>> START
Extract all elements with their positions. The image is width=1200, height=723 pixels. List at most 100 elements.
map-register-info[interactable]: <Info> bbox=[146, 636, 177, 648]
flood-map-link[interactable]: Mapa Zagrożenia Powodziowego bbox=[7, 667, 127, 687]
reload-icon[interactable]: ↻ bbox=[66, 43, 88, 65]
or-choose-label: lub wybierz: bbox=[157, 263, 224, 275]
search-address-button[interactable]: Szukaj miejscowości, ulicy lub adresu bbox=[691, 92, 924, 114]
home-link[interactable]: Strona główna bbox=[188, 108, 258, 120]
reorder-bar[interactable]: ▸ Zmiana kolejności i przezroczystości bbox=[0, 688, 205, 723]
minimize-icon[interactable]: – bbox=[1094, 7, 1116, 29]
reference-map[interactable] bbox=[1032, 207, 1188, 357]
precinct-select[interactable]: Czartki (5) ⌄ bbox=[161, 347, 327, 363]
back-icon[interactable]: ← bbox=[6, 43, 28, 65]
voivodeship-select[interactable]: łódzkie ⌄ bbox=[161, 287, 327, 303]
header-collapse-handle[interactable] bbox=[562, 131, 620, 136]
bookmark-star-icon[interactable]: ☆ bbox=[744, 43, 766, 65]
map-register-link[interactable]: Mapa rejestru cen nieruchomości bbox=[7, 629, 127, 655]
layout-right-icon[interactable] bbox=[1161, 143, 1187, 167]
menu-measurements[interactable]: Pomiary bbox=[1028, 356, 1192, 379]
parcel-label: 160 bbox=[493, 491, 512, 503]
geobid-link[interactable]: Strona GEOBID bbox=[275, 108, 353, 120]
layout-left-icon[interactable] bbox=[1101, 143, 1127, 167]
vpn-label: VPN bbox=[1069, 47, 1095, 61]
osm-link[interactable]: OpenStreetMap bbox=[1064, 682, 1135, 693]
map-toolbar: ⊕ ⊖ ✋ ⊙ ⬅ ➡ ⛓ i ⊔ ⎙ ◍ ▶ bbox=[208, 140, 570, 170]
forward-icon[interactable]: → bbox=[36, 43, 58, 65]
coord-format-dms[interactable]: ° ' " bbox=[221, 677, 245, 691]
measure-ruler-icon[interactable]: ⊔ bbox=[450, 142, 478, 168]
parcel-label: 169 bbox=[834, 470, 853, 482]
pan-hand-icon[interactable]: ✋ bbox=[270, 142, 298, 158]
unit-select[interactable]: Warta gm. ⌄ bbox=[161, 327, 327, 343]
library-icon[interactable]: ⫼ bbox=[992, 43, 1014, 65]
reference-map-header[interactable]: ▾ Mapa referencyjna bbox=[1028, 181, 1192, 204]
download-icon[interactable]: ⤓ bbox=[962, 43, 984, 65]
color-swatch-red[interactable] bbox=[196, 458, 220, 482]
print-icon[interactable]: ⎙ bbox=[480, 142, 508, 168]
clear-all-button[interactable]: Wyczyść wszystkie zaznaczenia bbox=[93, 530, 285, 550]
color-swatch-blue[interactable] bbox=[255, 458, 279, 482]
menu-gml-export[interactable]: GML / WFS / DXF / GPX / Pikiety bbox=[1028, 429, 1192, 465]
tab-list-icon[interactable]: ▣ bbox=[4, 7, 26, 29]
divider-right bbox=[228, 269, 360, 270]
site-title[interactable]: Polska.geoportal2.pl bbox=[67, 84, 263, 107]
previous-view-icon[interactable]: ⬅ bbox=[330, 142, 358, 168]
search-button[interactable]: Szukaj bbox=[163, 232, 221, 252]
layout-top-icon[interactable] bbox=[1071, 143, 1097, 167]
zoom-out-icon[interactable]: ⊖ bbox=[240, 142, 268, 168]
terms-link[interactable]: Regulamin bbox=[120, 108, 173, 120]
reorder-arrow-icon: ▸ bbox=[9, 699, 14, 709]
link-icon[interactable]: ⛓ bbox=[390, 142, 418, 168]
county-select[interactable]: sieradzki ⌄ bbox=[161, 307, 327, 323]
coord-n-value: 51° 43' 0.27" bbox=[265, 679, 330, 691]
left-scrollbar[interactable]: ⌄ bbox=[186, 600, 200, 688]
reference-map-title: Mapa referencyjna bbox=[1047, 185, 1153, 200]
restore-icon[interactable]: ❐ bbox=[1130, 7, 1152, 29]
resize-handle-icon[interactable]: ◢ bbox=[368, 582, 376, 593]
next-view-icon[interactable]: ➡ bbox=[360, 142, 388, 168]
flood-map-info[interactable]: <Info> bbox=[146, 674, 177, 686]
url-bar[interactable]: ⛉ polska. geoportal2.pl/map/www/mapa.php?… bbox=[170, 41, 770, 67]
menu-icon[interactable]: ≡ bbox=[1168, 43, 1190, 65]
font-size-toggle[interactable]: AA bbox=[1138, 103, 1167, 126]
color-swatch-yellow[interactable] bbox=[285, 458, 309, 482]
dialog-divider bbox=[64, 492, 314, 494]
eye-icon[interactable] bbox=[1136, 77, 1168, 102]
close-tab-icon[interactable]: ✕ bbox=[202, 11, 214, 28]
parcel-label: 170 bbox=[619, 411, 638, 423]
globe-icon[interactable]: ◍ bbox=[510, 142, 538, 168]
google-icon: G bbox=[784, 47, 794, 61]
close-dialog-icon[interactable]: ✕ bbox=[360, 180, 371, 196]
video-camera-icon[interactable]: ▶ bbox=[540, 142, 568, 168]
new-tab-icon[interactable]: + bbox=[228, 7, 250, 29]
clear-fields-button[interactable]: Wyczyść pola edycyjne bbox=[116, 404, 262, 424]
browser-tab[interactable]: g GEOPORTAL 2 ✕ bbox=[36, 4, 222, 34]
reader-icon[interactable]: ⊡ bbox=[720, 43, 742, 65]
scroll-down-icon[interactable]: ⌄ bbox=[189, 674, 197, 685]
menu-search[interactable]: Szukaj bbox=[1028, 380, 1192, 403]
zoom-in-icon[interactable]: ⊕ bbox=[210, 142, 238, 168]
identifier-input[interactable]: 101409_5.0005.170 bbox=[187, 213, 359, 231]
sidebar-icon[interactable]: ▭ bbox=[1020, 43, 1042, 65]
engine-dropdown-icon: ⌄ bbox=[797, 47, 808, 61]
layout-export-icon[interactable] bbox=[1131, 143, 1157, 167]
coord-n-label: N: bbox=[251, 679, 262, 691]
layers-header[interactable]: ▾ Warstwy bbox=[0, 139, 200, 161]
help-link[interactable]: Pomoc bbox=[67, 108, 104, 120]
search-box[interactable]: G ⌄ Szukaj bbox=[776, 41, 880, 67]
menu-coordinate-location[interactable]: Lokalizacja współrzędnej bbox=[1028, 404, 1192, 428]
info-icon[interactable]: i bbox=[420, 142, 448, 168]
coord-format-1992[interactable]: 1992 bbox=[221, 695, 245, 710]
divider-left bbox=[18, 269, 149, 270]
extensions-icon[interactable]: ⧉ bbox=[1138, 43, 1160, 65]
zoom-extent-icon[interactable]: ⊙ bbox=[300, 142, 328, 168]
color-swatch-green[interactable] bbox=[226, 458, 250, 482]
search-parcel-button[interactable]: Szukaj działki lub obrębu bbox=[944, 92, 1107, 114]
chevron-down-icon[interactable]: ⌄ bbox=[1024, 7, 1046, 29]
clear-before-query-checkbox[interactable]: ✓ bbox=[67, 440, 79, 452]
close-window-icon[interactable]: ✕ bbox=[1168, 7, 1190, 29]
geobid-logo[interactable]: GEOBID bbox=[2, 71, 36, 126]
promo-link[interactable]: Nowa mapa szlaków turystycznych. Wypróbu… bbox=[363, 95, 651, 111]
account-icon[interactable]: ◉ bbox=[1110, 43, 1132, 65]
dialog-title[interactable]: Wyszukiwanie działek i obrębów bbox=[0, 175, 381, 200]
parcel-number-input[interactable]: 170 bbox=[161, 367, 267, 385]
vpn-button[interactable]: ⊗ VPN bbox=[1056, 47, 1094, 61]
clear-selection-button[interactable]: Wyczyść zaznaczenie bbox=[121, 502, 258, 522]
>> END
* REQUIRED TASK *
Render the data from its first line through the line containing "reload-icon[interactable]: ↻ bbox=[66, 43, 88, 65]", both included, as a JSON list of strings with one string per line and no blank lines.

* THE COMPLETED TASK *
[
  "Extract all elements with their positions. The image is width=1200, height=723 pixels. List at most 100 elements.",
  "map-register-info[interactable]: <Info> bbox=[146, 636, 177, 648]",
  "flood-map-link[interactable]: Mapa Zagrożenia Powodziowego bbox=[7, 667, 127, 687]",
  "reload-icon[interactable]: ↻ bbox=[66, 43, 88, 65]"
]